# Challenge
Output nothing but the number of lines that include the word "motor".

(Dataset entries on figures)

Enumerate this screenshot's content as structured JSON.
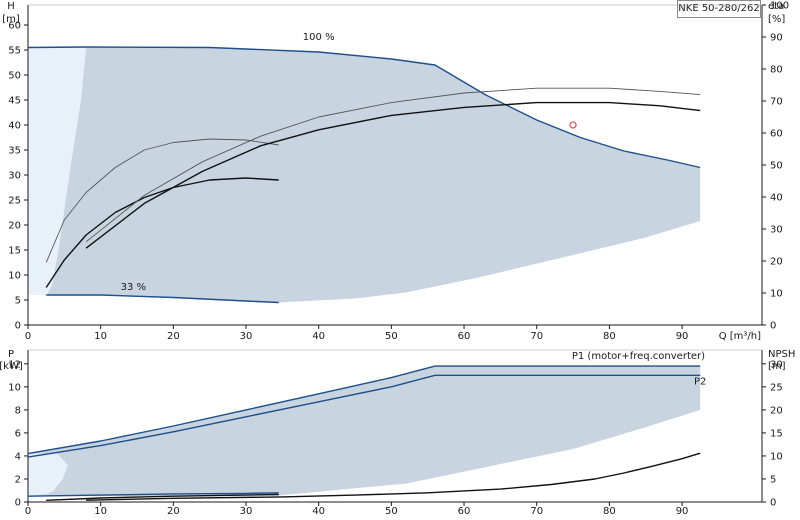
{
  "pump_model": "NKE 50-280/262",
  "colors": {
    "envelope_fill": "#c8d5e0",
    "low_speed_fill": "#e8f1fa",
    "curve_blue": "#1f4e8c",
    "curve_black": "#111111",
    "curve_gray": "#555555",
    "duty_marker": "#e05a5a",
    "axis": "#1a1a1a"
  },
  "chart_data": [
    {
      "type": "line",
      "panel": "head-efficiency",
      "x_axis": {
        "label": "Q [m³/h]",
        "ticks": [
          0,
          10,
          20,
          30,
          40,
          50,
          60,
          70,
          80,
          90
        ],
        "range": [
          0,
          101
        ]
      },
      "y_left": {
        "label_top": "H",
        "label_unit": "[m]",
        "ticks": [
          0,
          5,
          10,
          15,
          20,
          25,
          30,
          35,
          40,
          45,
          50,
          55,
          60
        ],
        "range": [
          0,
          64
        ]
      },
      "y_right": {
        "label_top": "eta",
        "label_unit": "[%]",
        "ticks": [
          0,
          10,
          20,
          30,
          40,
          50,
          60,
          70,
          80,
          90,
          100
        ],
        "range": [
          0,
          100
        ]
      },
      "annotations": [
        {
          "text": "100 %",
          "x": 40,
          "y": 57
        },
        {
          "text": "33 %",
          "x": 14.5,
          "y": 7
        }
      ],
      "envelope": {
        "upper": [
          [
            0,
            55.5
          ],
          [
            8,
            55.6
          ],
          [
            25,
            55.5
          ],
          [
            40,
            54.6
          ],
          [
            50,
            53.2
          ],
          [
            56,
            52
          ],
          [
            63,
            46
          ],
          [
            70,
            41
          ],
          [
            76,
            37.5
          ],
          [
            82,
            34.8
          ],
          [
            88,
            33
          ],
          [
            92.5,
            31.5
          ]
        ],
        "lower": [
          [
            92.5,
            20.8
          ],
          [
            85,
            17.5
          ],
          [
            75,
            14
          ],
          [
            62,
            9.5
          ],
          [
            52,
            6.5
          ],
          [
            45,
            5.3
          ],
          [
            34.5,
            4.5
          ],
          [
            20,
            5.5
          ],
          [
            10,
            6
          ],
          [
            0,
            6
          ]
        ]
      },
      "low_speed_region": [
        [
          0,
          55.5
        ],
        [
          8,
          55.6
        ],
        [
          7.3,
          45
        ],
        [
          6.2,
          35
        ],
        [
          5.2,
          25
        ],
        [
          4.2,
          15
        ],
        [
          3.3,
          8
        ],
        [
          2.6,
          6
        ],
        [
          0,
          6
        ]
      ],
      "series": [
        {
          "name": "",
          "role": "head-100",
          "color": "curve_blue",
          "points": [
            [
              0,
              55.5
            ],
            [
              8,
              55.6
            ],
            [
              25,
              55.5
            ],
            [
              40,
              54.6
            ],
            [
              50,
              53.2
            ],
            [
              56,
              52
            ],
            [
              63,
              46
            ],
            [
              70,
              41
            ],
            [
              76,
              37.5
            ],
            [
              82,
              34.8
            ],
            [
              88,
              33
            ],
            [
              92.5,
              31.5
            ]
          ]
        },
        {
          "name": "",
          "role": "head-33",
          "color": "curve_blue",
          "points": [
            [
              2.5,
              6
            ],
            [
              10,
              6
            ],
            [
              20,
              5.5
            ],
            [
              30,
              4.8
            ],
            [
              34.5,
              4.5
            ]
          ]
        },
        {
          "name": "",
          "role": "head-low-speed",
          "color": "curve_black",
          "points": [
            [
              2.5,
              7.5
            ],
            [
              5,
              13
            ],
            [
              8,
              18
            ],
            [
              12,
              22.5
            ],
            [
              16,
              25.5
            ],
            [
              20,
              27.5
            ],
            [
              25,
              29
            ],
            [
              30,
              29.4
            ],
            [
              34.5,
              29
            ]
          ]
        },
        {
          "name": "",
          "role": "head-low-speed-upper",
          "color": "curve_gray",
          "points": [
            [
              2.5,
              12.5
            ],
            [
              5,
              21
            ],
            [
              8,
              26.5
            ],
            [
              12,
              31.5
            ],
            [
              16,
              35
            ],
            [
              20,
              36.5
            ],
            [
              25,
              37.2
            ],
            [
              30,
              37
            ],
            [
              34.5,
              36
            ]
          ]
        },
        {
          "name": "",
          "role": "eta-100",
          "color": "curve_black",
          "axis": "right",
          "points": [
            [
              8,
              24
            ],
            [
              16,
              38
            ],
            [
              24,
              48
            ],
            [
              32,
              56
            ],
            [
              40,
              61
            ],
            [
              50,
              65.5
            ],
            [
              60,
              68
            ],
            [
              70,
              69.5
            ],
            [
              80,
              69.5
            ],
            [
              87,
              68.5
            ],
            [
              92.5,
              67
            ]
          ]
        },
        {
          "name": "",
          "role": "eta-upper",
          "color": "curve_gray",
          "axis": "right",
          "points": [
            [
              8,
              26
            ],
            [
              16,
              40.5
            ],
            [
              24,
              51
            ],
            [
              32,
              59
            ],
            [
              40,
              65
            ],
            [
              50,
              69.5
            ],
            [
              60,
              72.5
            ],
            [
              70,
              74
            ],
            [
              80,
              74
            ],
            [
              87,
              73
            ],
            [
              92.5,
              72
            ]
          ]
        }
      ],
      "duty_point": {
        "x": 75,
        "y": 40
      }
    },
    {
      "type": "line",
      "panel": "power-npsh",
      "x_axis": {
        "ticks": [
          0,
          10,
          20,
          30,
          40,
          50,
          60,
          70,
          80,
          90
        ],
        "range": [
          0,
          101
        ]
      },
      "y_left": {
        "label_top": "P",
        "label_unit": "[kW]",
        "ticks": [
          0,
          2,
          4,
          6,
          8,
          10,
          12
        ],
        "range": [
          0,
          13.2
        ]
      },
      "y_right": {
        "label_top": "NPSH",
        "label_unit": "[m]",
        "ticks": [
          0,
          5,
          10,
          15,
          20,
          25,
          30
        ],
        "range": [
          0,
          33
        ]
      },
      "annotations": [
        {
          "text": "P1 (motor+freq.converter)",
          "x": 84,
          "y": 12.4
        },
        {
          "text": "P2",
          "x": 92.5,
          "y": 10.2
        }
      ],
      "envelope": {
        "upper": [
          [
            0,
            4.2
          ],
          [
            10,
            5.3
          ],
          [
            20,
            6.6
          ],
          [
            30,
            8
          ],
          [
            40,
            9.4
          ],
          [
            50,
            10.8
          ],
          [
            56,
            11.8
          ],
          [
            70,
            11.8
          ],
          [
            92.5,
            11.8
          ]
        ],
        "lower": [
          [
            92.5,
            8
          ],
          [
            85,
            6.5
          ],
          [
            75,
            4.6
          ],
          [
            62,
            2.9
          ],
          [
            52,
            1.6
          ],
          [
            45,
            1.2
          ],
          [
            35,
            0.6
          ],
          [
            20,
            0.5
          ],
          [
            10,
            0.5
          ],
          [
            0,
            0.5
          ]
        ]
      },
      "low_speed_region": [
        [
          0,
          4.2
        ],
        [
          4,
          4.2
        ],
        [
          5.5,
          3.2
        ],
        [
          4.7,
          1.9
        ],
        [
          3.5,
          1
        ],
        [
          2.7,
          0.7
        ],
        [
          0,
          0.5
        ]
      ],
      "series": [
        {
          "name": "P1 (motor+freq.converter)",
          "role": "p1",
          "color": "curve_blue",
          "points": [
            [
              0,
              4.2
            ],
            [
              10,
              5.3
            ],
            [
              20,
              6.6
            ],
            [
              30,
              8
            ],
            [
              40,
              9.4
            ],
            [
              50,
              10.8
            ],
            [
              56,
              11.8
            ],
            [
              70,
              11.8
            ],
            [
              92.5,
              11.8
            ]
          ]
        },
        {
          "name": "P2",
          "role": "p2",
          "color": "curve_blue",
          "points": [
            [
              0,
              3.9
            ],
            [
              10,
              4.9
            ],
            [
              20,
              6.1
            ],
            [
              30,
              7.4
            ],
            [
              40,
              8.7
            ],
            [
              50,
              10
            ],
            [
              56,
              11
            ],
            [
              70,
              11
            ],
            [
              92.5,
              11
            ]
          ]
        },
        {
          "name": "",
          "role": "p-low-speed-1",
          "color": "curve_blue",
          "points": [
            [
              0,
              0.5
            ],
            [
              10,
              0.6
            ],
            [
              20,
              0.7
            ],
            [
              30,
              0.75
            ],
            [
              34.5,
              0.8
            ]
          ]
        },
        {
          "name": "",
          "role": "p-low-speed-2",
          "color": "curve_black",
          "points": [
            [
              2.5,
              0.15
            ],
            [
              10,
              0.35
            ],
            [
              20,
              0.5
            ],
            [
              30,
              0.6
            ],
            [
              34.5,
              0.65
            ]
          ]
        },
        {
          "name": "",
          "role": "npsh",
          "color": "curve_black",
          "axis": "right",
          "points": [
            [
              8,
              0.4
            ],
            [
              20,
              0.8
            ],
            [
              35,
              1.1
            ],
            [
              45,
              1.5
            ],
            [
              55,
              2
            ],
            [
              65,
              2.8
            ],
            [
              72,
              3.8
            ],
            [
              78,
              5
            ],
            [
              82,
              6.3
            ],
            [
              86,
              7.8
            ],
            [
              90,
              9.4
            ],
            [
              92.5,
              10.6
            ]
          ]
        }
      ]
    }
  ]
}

# Complete output
2